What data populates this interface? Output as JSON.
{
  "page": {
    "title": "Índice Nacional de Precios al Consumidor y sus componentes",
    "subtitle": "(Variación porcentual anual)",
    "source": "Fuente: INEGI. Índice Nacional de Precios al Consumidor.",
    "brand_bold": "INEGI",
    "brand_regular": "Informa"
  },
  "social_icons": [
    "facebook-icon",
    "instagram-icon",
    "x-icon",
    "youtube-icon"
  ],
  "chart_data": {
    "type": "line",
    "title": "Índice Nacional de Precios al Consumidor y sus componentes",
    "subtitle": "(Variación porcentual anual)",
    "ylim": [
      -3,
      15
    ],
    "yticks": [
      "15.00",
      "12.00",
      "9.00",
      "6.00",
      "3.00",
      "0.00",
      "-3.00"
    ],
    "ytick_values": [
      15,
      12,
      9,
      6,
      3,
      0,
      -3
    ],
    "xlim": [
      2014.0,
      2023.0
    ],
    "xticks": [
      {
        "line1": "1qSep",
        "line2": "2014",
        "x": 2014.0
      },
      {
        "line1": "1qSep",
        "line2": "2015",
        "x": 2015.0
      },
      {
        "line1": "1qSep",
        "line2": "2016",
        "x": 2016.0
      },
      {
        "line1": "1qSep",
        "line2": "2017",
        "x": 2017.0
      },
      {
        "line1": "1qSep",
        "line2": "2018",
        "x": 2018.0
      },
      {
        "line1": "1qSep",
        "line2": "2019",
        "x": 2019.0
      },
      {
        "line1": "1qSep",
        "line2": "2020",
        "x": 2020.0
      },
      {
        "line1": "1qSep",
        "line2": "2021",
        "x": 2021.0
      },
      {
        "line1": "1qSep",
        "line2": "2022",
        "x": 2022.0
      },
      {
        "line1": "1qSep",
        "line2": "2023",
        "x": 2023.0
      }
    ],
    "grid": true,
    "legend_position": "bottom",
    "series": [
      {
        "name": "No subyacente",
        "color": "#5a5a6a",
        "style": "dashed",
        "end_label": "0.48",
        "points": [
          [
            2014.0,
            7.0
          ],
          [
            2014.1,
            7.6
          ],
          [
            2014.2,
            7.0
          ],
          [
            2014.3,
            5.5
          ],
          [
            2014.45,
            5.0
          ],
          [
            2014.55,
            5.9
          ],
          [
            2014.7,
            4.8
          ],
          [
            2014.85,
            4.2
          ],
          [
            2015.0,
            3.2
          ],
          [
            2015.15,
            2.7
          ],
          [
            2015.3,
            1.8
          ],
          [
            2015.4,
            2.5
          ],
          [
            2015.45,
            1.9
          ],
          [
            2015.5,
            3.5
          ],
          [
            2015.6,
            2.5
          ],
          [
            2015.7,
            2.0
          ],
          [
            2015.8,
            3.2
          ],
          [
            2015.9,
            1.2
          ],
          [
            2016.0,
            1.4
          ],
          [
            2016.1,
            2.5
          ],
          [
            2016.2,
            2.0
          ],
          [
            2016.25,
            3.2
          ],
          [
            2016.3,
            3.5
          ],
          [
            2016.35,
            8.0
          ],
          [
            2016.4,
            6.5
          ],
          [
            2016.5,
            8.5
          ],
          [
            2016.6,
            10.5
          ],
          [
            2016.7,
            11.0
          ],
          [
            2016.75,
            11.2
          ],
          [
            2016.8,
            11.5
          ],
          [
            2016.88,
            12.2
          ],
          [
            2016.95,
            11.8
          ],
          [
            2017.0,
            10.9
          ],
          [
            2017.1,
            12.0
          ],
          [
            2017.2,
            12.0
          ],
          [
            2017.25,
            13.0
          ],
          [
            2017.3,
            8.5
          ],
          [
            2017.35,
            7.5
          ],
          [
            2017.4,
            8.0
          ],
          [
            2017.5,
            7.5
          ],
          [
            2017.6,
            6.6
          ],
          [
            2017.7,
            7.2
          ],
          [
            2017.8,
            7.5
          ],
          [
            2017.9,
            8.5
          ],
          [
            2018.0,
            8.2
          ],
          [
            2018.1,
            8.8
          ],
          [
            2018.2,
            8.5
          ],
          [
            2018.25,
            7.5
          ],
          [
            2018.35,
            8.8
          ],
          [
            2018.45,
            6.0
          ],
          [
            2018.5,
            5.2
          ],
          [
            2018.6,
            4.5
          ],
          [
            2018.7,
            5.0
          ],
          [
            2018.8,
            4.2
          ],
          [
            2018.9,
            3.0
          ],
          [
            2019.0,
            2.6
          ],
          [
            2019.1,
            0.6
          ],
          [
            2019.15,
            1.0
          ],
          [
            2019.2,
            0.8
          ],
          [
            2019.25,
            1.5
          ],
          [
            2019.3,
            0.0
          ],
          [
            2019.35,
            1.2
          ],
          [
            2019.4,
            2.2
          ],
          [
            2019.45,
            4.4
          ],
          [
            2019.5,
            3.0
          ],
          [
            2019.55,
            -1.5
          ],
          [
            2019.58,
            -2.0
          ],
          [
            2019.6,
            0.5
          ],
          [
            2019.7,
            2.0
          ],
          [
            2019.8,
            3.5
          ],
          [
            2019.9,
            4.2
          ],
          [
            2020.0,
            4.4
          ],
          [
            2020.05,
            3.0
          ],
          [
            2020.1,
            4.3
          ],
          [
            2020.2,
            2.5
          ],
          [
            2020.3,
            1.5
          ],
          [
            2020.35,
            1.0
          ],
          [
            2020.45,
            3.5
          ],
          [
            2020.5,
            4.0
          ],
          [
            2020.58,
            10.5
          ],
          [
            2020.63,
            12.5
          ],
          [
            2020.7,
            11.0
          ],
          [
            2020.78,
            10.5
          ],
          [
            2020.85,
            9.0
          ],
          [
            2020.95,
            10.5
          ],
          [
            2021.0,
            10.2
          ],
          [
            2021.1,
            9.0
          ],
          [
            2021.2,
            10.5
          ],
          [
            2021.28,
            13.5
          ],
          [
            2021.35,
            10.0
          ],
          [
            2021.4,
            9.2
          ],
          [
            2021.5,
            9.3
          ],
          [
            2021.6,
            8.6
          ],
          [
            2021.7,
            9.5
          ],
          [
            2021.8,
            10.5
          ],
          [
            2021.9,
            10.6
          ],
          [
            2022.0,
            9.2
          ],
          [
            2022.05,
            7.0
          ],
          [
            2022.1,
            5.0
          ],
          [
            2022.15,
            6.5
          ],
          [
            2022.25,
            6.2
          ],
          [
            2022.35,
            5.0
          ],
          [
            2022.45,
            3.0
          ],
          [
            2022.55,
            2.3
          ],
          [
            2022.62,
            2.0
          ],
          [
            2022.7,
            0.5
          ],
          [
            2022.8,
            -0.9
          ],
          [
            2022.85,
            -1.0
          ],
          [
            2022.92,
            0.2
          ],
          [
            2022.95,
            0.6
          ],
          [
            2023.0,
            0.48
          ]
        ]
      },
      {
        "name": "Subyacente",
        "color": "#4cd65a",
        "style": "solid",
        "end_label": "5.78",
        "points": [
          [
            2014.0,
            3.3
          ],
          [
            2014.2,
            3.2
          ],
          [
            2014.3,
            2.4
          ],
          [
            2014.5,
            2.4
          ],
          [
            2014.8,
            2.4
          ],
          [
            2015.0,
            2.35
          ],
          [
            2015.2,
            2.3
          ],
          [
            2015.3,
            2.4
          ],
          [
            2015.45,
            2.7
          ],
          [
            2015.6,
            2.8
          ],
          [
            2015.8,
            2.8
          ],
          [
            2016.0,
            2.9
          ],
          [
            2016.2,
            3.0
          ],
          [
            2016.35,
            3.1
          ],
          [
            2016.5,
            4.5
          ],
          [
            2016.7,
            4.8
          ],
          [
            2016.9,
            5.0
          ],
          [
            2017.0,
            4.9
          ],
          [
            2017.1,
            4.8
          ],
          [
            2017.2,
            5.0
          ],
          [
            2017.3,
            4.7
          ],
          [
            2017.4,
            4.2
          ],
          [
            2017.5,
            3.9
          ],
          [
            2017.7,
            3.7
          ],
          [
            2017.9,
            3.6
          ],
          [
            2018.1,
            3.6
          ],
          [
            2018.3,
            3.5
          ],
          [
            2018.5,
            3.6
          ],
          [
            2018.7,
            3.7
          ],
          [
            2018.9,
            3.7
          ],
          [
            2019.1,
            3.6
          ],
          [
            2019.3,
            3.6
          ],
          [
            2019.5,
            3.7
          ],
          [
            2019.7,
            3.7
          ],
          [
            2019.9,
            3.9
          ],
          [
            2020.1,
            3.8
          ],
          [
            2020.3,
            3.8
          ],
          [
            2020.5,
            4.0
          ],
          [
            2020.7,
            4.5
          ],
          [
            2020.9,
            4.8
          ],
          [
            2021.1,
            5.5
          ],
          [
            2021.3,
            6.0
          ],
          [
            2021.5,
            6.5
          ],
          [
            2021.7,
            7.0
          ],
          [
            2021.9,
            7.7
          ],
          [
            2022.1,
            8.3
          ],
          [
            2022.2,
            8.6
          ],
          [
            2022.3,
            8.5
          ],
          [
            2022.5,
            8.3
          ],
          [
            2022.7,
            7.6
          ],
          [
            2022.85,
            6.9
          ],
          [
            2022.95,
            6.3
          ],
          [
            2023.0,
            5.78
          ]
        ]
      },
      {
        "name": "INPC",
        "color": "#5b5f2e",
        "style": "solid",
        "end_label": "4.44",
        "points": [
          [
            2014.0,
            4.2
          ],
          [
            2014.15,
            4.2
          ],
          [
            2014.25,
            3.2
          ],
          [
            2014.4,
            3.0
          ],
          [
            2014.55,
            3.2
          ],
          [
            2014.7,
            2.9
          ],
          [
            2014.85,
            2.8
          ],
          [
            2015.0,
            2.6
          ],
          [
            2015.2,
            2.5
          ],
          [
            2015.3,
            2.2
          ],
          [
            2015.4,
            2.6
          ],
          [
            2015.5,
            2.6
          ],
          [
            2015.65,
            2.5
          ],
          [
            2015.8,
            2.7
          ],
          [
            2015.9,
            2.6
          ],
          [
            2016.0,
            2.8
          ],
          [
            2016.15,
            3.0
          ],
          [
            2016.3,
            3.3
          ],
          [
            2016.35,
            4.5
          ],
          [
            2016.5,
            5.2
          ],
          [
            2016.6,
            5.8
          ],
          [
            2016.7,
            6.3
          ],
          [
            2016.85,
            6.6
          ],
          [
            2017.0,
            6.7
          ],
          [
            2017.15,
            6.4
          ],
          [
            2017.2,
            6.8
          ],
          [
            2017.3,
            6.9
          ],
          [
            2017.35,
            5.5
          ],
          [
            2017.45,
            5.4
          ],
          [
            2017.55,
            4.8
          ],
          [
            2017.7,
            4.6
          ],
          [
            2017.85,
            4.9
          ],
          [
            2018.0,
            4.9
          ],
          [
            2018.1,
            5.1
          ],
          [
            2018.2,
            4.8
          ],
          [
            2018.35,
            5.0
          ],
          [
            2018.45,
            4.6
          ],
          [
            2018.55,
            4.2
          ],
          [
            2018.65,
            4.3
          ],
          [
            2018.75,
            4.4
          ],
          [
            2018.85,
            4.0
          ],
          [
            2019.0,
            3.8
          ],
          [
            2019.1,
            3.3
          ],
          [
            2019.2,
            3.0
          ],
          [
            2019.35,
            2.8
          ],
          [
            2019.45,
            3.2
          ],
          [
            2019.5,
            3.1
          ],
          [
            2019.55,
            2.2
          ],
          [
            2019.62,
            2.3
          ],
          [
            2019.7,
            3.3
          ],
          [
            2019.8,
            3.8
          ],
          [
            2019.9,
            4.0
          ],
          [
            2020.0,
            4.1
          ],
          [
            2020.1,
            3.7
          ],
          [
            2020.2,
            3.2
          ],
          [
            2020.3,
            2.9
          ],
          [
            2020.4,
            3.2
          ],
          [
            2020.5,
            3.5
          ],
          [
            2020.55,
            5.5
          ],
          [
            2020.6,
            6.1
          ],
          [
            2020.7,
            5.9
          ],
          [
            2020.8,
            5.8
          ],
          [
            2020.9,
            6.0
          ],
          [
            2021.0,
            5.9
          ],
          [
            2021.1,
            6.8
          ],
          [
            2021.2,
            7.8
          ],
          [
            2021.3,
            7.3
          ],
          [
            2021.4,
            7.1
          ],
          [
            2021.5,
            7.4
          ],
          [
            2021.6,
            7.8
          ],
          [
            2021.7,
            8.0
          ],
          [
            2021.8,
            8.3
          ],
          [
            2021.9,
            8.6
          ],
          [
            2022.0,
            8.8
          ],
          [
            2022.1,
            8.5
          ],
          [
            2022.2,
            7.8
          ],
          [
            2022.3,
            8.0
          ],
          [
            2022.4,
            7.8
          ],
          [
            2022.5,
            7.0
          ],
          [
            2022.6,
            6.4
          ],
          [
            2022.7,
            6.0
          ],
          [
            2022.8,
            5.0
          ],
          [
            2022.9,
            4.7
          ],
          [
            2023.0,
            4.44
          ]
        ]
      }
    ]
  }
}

= = = =

Show every line from the entries above in which "INEGI" appears.

    "source": "Fuente: INEGI. Índice Nacional de Precios al Consumidor.",
    "brand_bold": "INEGI",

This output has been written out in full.